Reproduce the listing below word for word, starting at its first line and ending with the line that contains "- lower-plate-screws: [536, 741, 1099, 1141]". Include both of those lines.
* * * * * * * * *
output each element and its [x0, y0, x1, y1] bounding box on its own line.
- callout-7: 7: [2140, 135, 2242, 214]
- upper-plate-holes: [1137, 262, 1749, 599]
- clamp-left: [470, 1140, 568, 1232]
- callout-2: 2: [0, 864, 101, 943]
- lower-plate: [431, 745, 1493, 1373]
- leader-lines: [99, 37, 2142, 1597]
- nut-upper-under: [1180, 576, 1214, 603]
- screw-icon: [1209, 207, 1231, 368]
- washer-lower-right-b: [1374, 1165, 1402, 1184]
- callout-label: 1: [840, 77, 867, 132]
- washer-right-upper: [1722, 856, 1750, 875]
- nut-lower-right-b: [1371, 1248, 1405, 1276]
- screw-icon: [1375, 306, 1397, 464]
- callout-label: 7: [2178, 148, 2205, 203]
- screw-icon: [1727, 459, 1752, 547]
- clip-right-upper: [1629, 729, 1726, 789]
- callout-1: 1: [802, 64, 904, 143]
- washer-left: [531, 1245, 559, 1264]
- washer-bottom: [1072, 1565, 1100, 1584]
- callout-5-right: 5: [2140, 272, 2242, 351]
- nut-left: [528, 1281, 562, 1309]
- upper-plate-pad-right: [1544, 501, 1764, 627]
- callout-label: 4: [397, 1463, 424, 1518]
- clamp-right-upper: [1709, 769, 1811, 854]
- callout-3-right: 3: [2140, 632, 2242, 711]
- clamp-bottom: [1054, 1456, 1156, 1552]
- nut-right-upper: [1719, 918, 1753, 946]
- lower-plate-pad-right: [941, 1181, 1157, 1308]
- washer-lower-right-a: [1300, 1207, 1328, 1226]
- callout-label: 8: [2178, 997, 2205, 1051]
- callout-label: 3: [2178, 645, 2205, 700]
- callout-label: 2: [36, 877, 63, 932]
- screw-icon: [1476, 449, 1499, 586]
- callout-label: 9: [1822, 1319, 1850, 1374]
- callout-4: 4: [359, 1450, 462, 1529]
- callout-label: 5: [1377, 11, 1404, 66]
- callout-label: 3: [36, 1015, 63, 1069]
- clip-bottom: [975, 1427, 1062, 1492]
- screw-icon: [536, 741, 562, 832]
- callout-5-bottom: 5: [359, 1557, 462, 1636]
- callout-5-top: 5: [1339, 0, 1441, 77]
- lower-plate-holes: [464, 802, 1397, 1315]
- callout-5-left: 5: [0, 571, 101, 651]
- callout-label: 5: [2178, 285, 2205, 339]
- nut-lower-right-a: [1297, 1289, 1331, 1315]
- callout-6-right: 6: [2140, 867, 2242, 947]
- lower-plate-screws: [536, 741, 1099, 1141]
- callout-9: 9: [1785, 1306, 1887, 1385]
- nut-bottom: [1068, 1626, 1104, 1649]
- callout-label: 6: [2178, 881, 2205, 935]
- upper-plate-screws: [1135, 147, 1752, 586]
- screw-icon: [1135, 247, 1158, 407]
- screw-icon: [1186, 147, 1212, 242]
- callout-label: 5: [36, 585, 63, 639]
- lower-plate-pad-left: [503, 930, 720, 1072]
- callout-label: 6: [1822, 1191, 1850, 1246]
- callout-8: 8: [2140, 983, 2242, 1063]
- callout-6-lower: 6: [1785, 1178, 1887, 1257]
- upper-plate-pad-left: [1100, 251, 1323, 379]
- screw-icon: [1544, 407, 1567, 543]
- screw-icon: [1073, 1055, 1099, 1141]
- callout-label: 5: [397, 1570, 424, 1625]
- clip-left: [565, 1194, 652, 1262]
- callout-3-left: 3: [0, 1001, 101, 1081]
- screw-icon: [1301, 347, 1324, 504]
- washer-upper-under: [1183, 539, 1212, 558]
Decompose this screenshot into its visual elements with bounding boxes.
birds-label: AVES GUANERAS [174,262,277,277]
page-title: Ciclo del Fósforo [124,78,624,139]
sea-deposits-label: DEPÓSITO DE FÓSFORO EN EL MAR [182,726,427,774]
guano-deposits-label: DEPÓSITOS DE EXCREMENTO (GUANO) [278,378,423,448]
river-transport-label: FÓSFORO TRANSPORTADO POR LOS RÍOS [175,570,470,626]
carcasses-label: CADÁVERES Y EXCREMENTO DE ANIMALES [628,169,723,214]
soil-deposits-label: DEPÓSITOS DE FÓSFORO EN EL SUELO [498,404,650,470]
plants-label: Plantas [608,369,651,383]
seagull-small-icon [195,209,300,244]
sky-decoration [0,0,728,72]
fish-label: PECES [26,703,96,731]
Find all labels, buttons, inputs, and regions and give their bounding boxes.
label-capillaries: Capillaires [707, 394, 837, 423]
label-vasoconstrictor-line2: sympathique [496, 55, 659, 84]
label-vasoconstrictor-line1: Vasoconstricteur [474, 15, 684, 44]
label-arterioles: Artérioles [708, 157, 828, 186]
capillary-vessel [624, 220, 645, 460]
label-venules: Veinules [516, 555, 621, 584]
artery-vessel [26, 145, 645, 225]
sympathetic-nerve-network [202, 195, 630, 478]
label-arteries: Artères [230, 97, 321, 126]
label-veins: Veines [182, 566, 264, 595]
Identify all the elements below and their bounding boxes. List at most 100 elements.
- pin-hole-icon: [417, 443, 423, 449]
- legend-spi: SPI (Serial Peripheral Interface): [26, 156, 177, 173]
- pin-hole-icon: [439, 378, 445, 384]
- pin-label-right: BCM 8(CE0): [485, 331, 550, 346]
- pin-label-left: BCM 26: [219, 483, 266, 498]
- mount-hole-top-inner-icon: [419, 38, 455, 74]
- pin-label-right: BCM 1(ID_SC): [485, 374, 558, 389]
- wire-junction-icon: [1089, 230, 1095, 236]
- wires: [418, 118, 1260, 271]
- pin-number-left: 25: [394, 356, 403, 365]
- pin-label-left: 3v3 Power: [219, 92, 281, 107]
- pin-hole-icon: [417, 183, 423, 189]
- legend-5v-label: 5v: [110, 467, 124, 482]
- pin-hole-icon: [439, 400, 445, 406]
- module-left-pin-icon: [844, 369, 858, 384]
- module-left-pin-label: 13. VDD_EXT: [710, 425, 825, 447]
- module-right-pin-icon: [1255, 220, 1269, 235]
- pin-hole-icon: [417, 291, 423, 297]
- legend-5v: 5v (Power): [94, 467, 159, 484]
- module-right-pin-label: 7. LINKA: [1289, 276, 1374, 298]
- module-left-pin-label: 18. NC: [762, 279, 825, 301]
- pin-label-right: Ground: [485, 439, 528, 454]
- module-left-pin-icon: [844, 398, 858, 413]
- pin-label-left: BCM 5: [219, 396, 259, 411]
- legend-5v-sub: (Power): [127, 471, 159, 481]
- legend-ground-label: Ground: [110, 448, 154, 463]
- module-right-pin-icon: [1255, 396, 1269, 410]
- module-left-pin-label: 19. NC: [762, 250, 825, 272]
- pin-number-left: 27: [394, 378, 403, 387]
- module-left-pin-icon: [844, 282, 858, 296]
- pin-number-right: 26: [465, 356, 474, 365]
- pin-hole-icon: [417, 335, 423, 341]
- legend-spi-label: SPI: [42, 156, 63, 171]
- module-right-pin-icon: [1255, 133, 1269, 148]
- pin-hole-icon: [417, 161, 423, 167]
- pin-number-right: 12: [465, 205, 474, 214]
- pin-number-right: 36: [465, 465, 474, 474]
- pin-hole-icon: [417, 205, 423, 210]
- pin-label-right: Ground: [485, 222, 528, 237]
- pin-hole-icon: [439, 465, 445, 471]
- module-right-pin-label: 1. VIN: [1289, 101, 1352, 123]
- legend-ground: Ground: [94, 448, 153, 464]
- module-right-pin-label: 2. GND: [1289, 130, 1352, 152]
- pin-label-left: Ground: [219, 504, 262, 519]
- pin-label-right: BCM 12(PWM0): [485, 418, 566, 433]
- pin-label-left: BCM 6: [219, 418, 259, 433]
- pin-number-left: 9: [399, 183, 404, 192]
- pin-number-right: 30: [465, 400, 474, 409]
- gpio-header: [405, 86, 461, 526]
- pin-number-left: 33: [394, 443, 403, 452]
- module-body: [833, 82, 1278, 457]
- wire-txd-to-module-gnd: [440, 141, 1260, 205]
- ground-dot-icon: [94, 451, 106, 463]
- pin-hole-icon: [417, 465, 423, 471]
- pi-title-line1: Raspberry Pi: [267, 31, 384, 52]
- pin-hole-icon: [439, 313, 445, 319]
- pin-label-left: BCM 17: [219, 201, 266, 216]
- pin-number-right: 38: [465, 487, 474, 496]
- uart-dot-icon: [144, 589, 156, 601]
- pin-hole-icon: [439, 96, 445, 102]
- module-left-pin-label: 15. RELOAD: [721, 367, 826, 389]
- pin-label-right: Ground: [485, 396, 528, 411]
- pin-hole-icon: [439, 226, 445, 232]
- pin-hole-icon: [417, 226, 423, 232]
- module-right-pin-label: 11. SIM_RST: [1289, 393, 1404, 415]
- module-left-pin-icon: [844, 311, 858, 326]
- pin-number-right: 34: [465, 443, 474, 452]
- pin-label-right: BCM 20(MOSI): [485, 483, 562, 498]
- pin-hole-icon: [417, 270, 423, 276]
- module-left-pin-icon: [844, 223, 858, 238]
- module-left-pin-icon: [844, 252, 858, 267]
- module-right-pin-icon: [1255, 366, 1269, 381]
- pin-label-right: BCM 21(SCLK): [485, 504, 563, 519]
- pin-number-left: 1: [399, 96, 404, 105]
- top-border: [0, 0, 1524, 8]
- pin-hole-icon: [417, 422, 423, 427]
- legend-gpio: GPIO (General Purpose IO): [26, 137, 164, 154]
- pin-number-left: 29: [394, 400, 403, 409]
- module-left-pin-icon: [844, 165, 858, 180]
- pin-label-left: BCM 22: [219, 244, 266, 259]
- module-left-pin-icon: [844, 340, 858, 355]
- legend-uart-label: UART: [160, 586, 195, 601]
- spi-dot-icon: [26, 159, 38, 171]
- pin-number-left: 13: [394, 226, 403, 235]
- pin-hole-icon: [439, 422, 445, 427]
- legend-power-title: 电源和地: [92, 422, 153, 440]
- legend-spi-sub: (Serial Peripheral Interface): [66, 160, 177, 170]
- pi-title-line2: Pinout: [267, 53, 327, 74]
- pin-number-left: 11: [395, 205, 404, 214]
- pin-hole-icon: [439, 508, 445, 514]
* * * * * * * * *
→ **TASK RESPONSE**
output each element and its [x0, y0, x1, y1] bounding box on its own line.
- callout-7: 7: [2140, 135, 2242, 214]
- upper-plate-holes: [1137, 262, 1749, 599]
- clamp-left: [470, 1140, 568, 1232]
- callout-2: 2: [0, 864, 101, 943]
- lower-plate: [431, 745, 1493, 1373]
- leader-lines: [99, 37, 2142, 1597]
- nut-upper-under: [1180, 576, 1214, 603]
- screw-icon: [1209, 207, 1231, 368]
- washer-lower-right-b: [1374, 1165, 1402, 1184]
- callout-label: 1: [840, 77, 867, 132]
- washer-right-upper: [1722, 856, 1750, 875]
- nut-lower-right-b: [1371, 1248, 1405, 1276]
- screw-icon: [1375, 306, 1397, 464]
- callout-label: 7: [2178, 148, 2205, 203]
- screw-icon: [1727, 459, 1752, 547]
- clip-right-upper: [1629, 729, 1726, 789]
- callout-1: 1: [802, 64, 904, 143]
- washer-left: [531, 1245, 559, 1264]
- washer-bottom: [1072, 1565, 1100, 1584]
- callout-5-right: 5: [2140, 272, 2242, 351]
- nut-left: [528, 1281, 562, 1309]
- upper-plate-pad-right: [1544, 501, 1764, 627]
- callout-label: 4: [397, 1463, 424, 1518]
- clamp-right-upper: [1709, 769, 1811, 854]
- callout-3-right: 3: [2140, 632, 2242, 711]
- clamp-bottom: [1054, 1456, 1156, 1552]
- nut-right-upper: [1719, 918, 1753, 946]
- lower-plate-pad-right: [941, 1181, 1157, 1308]
- washer-lower-right-a: [1300, 1207, 1328, 1226]
- callout-label: 8: [2178, 997, 2205, 1051]
- callout-label: 3: [2178, 645, 2205, 700]
- callout-label: 2: [36, 877, 63, 932]
- screw-icon: [1476, 449, 1499, 586]
- callout-label: 9: [1822, 1319, 1850, 1374]
- callout-4: 4: [359, 1450, 462, 1529]
- callout-label: 5: [1377, 11, 1404, 66]
- callout-label: 3: [36, 1015, 63, 1069]
- clip-bottom: [975, 1427, 1062, 1492]
- screw-icon: [536, 741, 562, 832]
- callout-5-bottom: 5: [359, 1557, 462, 1636]
- callout-5-top: 5: [1339, 0, 1441, 77]
- lower-plate-holes: [464, 802, 1397, 1315]
- callout-5-left: 5: [0, 571, 101, 651]
- callout-label: 5: [2178, 285, 2205, 339]
- nut-lower-right-a: [1297, 1289, 1331, 1315]
- callout-6-right: 6: [2140, 867, 2242, 947]
- lower-plate-screws: [536, 741, 1099, 1141]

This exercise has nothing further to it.